**Instruction**:
Search the records that follow and extract every line containing the string "kind".

**Records for this exercise**:
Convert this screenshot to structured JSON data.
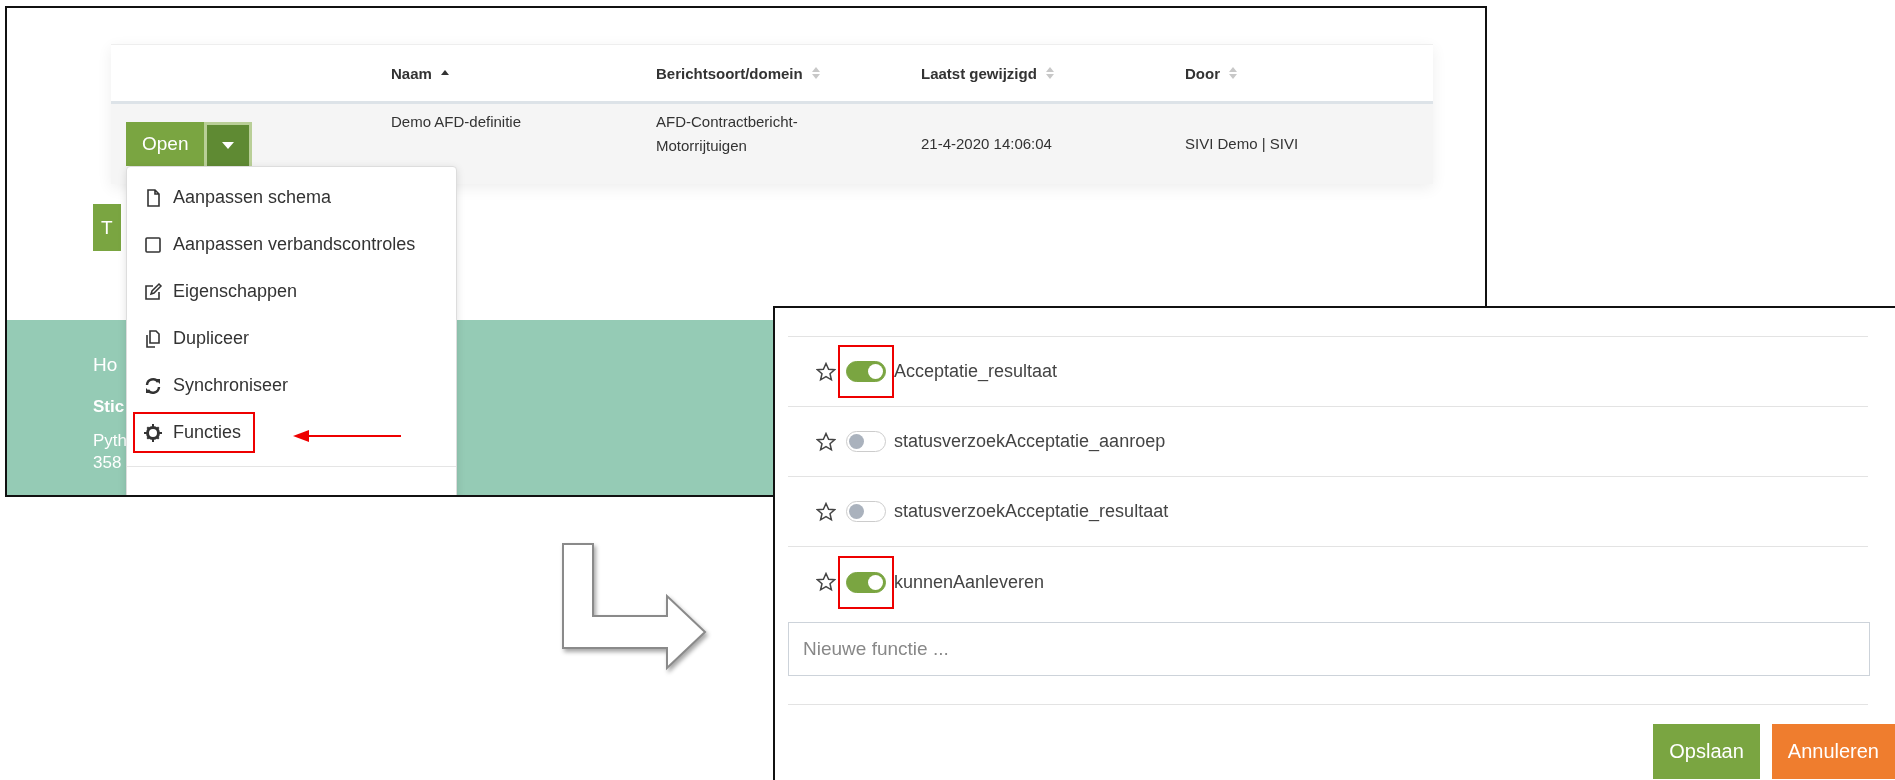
{
  "screenshot_1": {
    "table": {
      "columns": [
        {
          "label": "Naam",
          "sorted": true
        },
        {
          "label": "Berichtsoort/domein",
          "sorted": false
        },
        {
          "label": "Laatst gewijzigd",
          "sorted": false
        },
        {
          "label": "Door",
          "sorted": false
        }
      ],
      "rows": [
        {
          "open_button": "Open",
          "cells": [
            "Demo AFD-definitie",
            "AFD-Contractbericht-Motorrijtuigen",
            "21-4-2020 14:06:04",
            "SIVI Demo | SIVI"
          ]
        }
      ]
    },
    "button_behind_menu": "T",
    "dropdown_menu": [
      {
        "kind": "file",
        "label": "Aanpassen schema",
        "highlighted": false,
        "arrow": false
      },
      {
        "kind": "square",
        "label": "Aanpassen verbandscontroles",
        "highlighted": false,
        "arrow": false
      },
      {
        "kind": "edit",
        "label": "Eigenschappen",
        "highlighted": false,
        "arrow": false
      },
      {
        "kind": "copy",
        "label": "Dupliceer",
        "highlighted": false,
        "arrow": false
      },
      {
        "kind": "sync",
        "label": "Synchroniseer",
        "highlighted": false,
        "arrow": false
      },
      {
        "kind": "gear",
        "label": "Functies",
        "highlighted": true,
        "arrow": true
      }
    ],
    "footer": [
      {
        "text": "Ho",
        "bold": false
      },
      {
        "text": "Stic",
        "bold": true
      },
      {
        "text": "Pyth",
        "bold": false
      },
      {
        "text": "358",
        "bold": false
      }
    ]
  },
  "screenshot_2": {
    "functions": [
      {
        "name": "Acceptatie_resultaat",
        "starred": false,
        "on": true,
        "highlighted": true
      },
      {
        "name": "statusverzoekAcceptatie_aanroep",
        "starred": false,
        "on": false,
        "highlighted": false
      },
      {
        "name": "statusverzoekAcceptatie_resultaat",
        "starred": false,
        "on": false,
        "highlighted": false
      },
      {
        "name": "kunnenAanleveren",
        "starred": false,
        "on": true,
        "highlighted": true
      }
    ],
    "new_function": {
      "placeholder": "Nieuwe functie ..."
    },
    "buttons": [
      {
        "label": "Opslaan",
        "kind": "primary"
      },
      {
        "label": "Annuleren",
        "kind": "cancel"
      }
    ]
  }
}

**Worked answer**:
        "kind": "file",
        "kind": "square",
        "kind": "edit",
        "kind": "copy",
        "kind": "sync",
        "kind": "gear",
        "kind": "primary"
        "kind": "cancel"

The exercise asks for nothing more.